DATA LISTING:
● ● ● ● ●

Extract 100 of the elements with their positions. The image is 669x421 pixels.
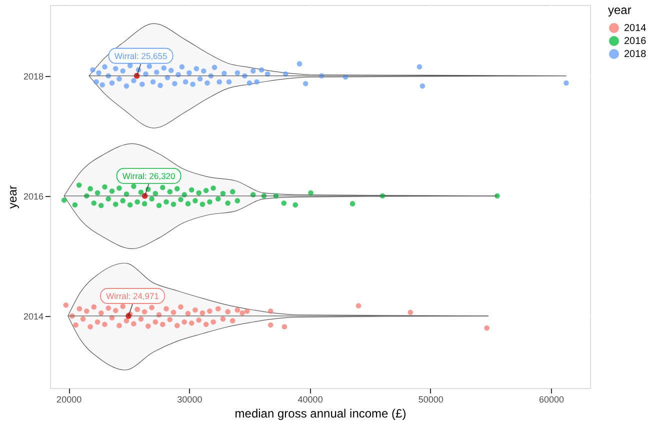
- point: [102, 64, 108, 70]
- x-tick-label: 30000: [177, 394, 202, 404]
- point: [268, 322, 274, 328]
- annotation: Wirral: 25,655: [114, 50, 168, 61]
- point: [268, 308, 274, 314]
- point: [106, 196, 112, 202]
- point: [156, 202, 162, 208]
- point: [149, 304, 154, 310]
- point: [182, 79, 188, 84]
- point: [174, 322, 180, 328]
- legend-title: year: [608, 3, 632, 17]
- point: [207, 199, 212, 205]
- point: [131, 321, 136, 326]
- point: [200, 202, 206, 207]
- legend-label: 2016: [624, 36, 647, 47]
- x-tick-label: 20000: [56, 394, 82, 404]
- point: [138, 190, 144, 195]
- point: [222, 70, 227, 76]
- point: [190, 82, 196, 87]
- point: [167, 316, 173, 322]
- point: [356, 303, 362, 308]
- point: [109, 188, 115, 194]
- legend-label: 2014: [624, 23, 647, 34]
- point: [204, 80, 210, 86]
- point: [161, 65, 167, 71]
- point: [210, 319, 216, 325]
- point: [170, 310, 176, 315]
- point: [72, 202, 78, 208]
- point: [220, 190, 226, 196]
- point: [178, 304, 184, 310]
- point: [308, 190, 314, 196]
- point: [420, 83, 426, 89]
- point: [160, 184, 166, 190]
- point: [154, 70, 160, 75]
- point: [254, 79, 260, 84]
- point: [76, 306, 82, 312]
- point: [194, 66, 200, 72]
- point: [197, 76, 203, 82]
- y-axis-title: year: [5, 185, 20, 209]
- point: [131, 184, 136, 189]
- point: [116, 322, 122, 328]
- point: [80, 316, 86, 322]
- point: [112, 66, 118, 72]
- point: [116, 185, 122, 191]
- point: [220, 316, 226, 322]
- point: [178, 196, 184, 202]
- point: [61, 197, 67, 203]
- point: [102, 184, 108, 190]
- point: [146, 64, 152, 69]
- point: [296, 61, 302, 66]
- point: [149, 196, 154, 202]
- point: [408, 310, 414, 315]
- y-tick-label: 2016: [23, 191, 44, 202]
- point: [484, 325, 490, 331]
- point: [131, 78, 136, 84]
- x-tick-label: 60000: [539, 394, 564, 404]
- point: [258, 67, 264, 72]
- point: [240, 310, 245, 316]
- point: [292, 202, 298, 208]
- point: [106, 306, 112, 311]
- point: [281, 200, 287, 206]
- point: [186, 70, 192, 76]
- point: [90, 67, 96, 72]
- point: [207, 308, 212, 314]
- x-axis-title: median gross annual income (£): [234, 406, 406, 420]
- point: [188, 187, 194, 193]
- y-tick-label: 2018: [23, 71, 44, 82]
- point: [120, 68, 126, 74]
- legend-label: 2018: [624, 49, 647, 60]
- point: [234, 307, 240, 313]
- point: [203, 322, 209, 328]
- point: [168, 68, 174, 74]
- point: [124, 83, 130, 89]
- point: [142, 309, 148, 314]
- point: [282, 324, 288, 330]
- point: [210, 185, 216, 191]
- point: [160, 322, 166, 328]
- point: [84, 308, 90, 314]
- point: [102, 322, 108, 328]
- y-tick-label: 2014: [23, 311, 44, 322]
- point: [100, 82, 105, 88]
- point: [164, 306, 169, 312]
- point: [170, 202, 176, 207]
- point: [182, 319, 188, 325]
- point: [94, 190, 100, 196]
- point: [112, 202, 118, 207]
- annotation: Wirral: 26,320: [122, 170, 176, 181]
- point: [120, 304, 126, 309]
- point: [234, 70, 240, 76]
- point: [98, 310, 104, 316]
- point: [350, 201, 356, 206]
- point: [416, 64, 422, 70]
- point: [94, 319, 100, 325]
- point: [172, 81, 178, 86]
- point: [112, 308, 118, 314]
- point: [91, 200, 97, 206]
- point: [215, 196, 221, 202]
- point: [179, 64, 185, 70]
- point: [142, 201, 148, 206]
- point: [98, 202, 104, 208]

● ● ● ● ●

WHAT NEEDS TO BE DONE:
List the records as numbered lines with blank lines dropped, starting at the line that contains "- point: [102, 64, 108, 70]" and stopping after the line that contains "- point: [146, 64, 152, 69]".

IN RESPONSE:
1. - point: [102, 64, 108, 70]
2. - x-tick-label: 30000: [177, 394, 202, 404]
3. - point: [268, 322, 274, 328]
4. - annotation: Wirral: 25,655: [114, 50, 168, 61]
5. - point: [268, 308, 274, 314]
6. - point: [106, 196, 112, 202]
7. - point: [156, 202, 162, 208]
8. - point: [149, 304, 154, 310]
9. - point: [182, 79, 188, 84]
10. - point: [174, 322, 180, 328]
11. - legend-title: year: [608, 3, 632, 17]
12. - point: [207, 199, 212, 205]
13. - point: [131, 321, 136, 326]
14. - point: [200, 202, 206, 207]
15. - legend-label: 2016: [624, 36, 647, 47]
16. - x-tick-label: 20000: [56, 394, 82, 404]
17. - point: [138, 190, 144, 195]
18. - point: [222, 70, 227, 76]
19. - point: [190, 82, 196, 87]
20. - point: [167, 316, 173, 322]
21. - point: [356, 303, 362, 308]
22. - point: [109, 188, 115, 194]
23. - legend-label: 2014: [624, 23, 647, 34]
24. - point: [204, 80, 210, 86]
25. - point: [161, 65, 167, 71]
26. - point: [210, 319, 216, 325]
27. - point: [170, 310, 176, 315]
28. - point: [72, 202, 78, 208]
29. - point: [220, 190, 226, 196]
30. - point: [178, 304, 184, 310]
31. - point: [308, 190, 314, 196]
32. - point: [420, 83, 426, 89]
33. - point: [160, 184, 166, 190]
34. - point: [154, 70, 160, 75]
35. - point: [254, 79, 260, 84]
36. - point: [76, 306, 82, 312]
37. - point: [194, 66, 200, 72]
38. - point: [197, 76, 203, 82]
39. - y-axis-title: year: [5, 185, 20, 209]
40. - point: [131, 184, 136, 189]
41. - point: [116, 322, 122, 328]
42. - point: [80, 316, 86, 322]
43. - point: [112, 66, 118, 72]
44. - point: [116, 185, 122, 191]
45. - point: [220, 316, 226, 322]
46. - point: [178, 196, 184, 202]
47. - point: [61, 197, 67, 203]
48. - point: [102, 184, 108, 190]
49. - point: [146, 64, 152, 69]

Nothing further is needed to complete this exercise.